Pictures are not part of the copy; retype all the records below exactly.

# RECORD SET
- - -
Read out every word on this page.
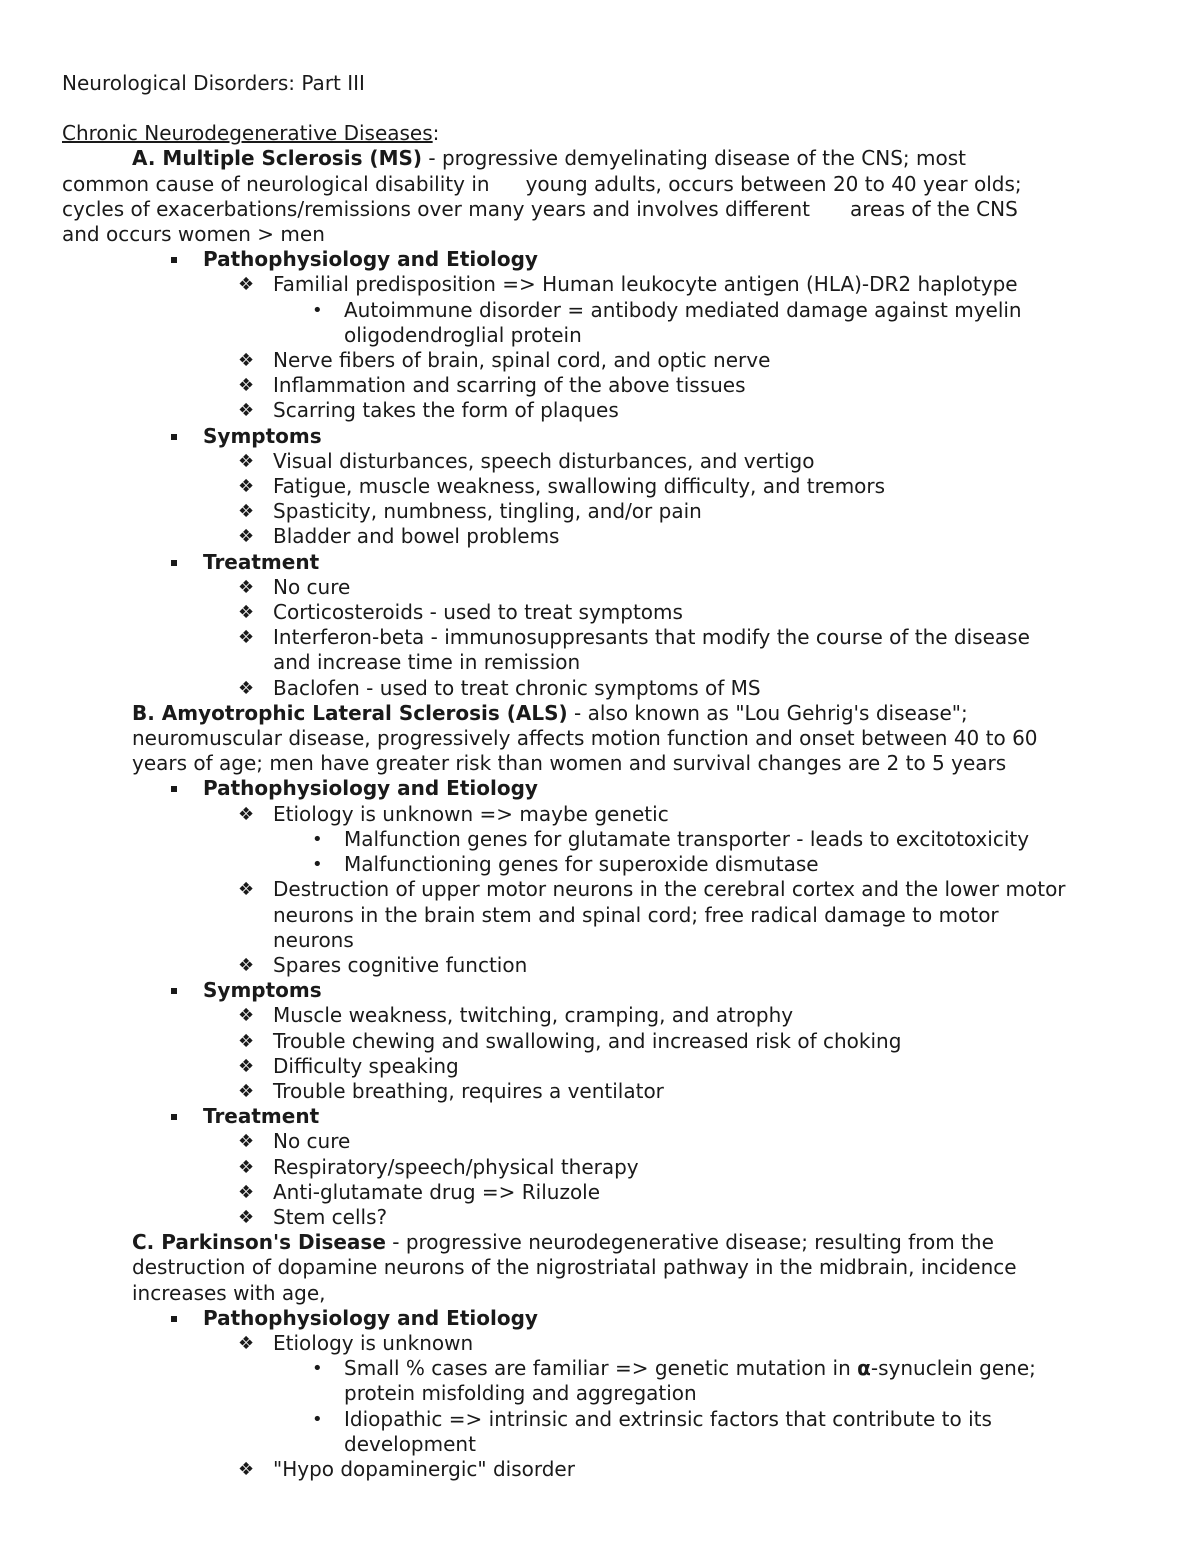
Neurological Disorders: Part III
Chronic Neurodegenerative Diseases:
A. Multiple Sclerosis (MS) - progressive demyelinating disease of the CNS; most
common cause of neurological disability in young adults, occurs between 20 to 40 year olds;
cycles of exacerbations/remissions over many years and involves different areas of the CNS
and occurs women > men
Pathophysiology and Etiology
❖ Familial predisposition => Human leukocyte antigen (HLA)-DR2 haplotype
• Autoimmune disorder = antibody mediated damage against myelin
oligodendroglial protein
❖ Nerve fibers of brain, spinal cord, and optic nerve
❖ Inflammation and scarring of the above tissues
❖ Scarring takes the form of plaques
Symptoms
❖ Visual disturbances, speech disturbances, and vertigo
❖ Fatigue, muscle weakness, swallowing difficulty, and tremors
❖ Spasticity, numbness, tingling, and/or pain
❖ Bladder and bowel problems
Treatment
❖ No cure
❖ Corticosteroids - used to treat symptoms
❖ Interferon-beta - immunosuppresants that modify the course of the disease
and increase time in remission
❖ Baclofen - used to treat chronic symptoms of MS
B. Amyotrophic Lateral Sclerosis (ALS) - also known as "Lou Gehrig's disease";
neuromuscular disease, progressively affects motion function and onset between 40 to 60
years of age; men have greater risk than women and survival changes are 2 to 5 years
Pathophysiology and Etiology
❖ Etiology is unknown => maybe genetic
• Malfunction genes for glutamate transporter - leads to excitotoxicity
• Malfunctioning genes for superoxide dismutase
❖ Destruction of upper motor neurons in the cerebral cortex and the lower motor
neurons in the brain stem and spinal cord; free radical damage to motor
neurons
❖ Spares cognitive function
Symptoms
❖ Muscle weakness, twitching, cramping, and atrophy
❖ Trouble chewing and swallowing, and increased risk of choking
❖ Difficulty speaking
❖ Trouble breathing, requires a ventilator
Treatment
❖ No cure
❖ Respiratory/speech/physical therapy
❖ Anti-glutamate drug => Riluzole
❖ Stem cells?
C. Parkinson's Disease - progressive neurodegenerative disease; resulting from the
destruction of dopamine neurons of the nigrostriatal pathway in the midbrain, incidence
increases with age,
Pathophysiology and Etiology
❖ Etiology is unknown
• Small % cases are familiar => genetic mutation in α-synuclein gene;
protein misfolding and aggregation
• Idiopathic => intrinsic and extrinsic factors that contribute to its
development
❖ "Hypo dopaminergic" disorder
- - -
# TASK RESULT
Read out every word on this page.
Neurological Disorders: Part III
Chronic Neurodegenerative Diseases:
A. Multiple Sclerosis (MS) - progressive demyelinating disease of the CNS; most
common cause of neurological disability in young adults, occurs between 20 to 40 year olds;
cycles of exacerbations/remissions over many years and involves different areas of the CNS
and occurs women > men
Pathophysiology and Etiology
❖ Familial predisposition => Human leukocyte antigen (HLA)-DR2 haplotype
• Autoimmune disorder = antibody mediated damage against myelin
oligodendroglial protein
❖ Nerve fibers of brain, spinal cord, and optic nerve
❖ Inflammation and scarring of the above tissues
❖ Scarring takes the form of plaques
Symptoms
❖ Visual disturbances, speech disturbances, and vertigo
❖ Fatigue, muscle weakness, swallowing difficulty, and tremors
❖ Spasticity, numbness, tingling, and/or pain
❖ Bladder and bowel problems
Treatment
❖ No cure
❖ Corticosteroids - used to treat symptoms
❖ Interferon-beta - immunosuppresants that modify the course of the disease
and increase time in remission
❖ Baclofen - used to treat chronic symptoms of MS
B. Amyotrophic Lateral Sclerosis (ALS) - also known as "Lou Gehrig's disease";
neuromuscular disease, progressively affects motion function and onset between 40 to 60
years of age; men have greater risk than women and survival changes are 2 to 5 years
Pathophysiology and Etiology
❖ Etiology is unknown => maybe genetic
• Malfunction genes for glutamate transporter - leads to excitotoxicity
• Malfunctioning genes for superoxide dismutase
❖ Destruction of upper motor neurons in the cerebral cortex and the lower motor
neurons in the brain stem and spinal cord; free radical damage to motor
neurons
❖ Spares cognitive function
Symptoms
❖ Muscle weakness, twitching, cramping, and atrophy
❖ Trouble chewing and swallowing, and increased risk of choking
❖ Difficulty speaking
❖ Trouble breathing, requires a ventilator
Treatment
❖ No cure
❖ Respiratory/speech/physical therapy
❖ Anti-glutamate drug => Riluzole
❖ Stem cells?
C. Parkinson's Disease - progressive neurodegenerative disease; resulting from the
destruction of dopamine neurons of the nigrostriatal pathway in the midbrain, incidence
increases with age,
Pathophysiology and Etiology
❖ Etiology is unknown
• Small % cases are familiar => genetic mutation in α-synuclein gene;
protein misfolding and aggregation
• Idiopathic => intrinsic and extrinsic factors that contribute to its
development
❖ "Hypo dopaminergic" disorder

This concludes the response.